> _Do this_:
How many lines in this data contain the string "triangle"? Reply with the number only.

___

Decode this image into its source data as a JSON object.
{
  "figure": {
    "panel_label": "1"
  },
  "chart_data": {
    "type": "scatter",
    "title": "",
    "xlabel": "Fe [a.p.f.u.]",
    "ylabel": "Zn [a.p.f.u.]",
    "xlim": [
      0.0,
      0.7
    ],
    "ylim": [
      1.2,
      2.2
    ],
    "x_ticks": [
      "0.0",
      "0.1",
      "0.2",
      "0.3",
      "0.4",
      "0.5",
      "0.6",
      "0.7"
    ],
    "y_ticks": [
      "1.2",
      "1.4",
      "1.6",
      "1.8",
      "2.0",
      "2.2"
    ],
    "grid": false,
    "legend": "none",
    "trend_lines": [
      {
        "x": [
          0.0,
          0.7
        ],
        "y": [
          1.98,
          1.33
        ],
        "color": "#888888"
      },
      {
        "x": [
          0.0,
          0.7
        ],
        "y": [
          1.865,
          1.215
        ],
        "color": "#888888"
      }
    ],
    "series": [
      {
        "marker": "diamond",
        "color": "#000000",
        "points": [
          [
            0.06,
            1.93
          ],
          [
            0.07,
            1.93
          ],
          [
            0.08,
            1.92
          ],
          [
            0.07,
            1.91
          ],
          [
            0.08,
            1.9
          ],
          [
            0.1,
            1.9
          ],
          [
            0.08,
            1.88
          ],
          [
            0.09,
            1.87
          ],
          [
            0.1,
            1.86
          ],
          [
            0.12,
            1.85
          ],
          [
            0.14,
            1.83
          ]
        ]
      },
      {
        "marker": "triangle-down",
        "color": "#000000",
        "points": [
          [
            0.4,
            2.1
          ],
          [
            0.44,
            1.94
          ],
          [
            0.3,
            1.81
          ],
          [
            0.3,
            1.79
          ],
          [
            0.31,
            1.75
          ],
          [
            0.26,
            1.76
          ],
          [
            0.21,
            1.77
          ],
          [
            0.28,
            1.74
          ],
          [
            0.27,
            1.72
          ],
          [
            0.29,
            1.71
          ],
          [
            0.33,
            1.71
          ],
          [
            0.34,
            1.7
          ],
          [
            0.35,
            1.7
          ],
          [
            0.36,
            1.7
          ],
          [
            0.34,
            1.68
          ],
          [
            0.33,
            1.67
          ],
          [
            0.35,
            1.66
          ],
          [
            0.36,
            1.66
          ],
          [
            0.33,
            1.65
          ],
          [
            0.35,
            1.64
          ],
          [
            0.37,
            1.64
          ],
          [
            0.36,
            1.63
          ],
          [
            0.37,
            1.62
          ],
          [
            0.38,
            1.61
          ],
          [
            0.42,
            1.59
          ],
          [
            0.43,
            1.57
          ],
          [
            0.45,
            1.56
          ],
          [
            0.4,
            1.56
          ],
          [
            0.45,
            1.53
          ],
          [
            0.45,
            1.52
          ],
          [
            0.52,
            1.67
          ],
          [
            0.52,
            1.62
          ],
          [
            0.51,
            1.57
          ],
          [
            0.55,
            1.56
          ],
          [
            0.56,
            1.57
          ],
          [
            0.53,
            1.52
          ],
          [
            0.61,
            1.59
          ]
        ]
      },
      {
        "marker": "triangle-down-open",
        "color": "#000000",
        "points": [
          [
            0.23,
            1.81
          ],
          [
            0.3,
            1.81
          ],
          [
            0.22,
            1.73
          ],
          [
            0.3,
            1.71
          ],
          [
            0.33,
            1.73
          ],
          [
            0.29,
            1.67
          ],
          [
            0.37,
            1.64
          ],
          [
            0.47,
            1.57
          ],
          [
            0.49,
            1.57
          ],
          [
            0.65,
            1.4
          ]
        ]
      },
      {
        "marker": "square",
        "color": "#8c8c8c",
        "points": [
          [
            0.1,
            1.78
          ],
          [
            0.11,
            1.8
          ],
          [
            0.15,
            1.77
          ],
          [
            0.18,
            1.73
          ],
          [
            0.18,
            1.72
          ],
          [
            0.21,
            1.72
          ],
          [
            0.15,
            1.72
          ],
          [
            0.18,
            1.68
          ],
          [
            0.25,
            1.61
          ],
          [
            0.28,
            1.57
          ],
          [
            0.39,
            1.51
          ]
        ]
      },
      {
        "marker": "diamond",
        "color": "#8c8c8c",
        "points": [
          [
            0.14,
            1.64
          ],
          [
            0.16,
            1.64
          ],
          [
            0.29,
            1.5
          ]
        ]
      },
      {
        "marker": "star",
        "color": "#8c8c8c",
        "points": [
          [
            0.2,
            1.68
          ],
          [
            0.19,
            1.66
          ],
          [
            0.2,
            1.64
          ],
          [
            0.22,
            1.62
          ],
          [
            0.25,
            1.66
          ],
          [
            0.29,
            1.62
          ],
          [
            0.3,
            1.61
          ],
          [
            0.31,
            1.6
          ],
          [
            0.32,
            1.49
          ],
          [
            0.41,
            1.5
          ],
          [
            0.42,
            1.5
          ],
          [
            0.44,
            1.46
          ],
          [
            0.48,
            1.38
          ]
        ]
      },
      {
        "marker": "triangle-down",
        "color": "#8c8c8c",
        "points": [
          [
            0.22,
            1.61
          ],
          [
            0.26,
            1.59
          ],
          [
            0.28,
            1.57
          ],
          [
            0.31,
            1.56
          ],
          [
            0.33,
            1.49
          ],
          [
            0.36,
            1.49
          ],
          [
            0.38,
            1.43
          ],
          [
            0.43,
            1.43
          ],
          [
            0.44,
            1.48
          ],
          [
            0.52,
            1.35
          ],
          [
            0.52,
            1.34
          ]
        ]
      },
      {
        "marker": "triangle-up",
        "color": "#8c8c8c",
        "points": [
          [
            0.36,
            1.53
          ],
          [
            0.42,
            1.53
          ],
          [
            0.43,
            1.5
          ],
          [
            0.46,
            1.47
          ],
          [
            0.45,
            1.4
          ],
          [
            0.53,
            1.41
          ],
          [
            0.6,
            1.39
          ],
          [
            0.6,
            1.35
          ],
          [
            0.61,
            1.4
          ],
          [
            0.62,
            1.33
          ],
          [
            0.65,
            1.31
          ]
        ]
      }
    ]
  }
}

___

> _Worked solution_:
4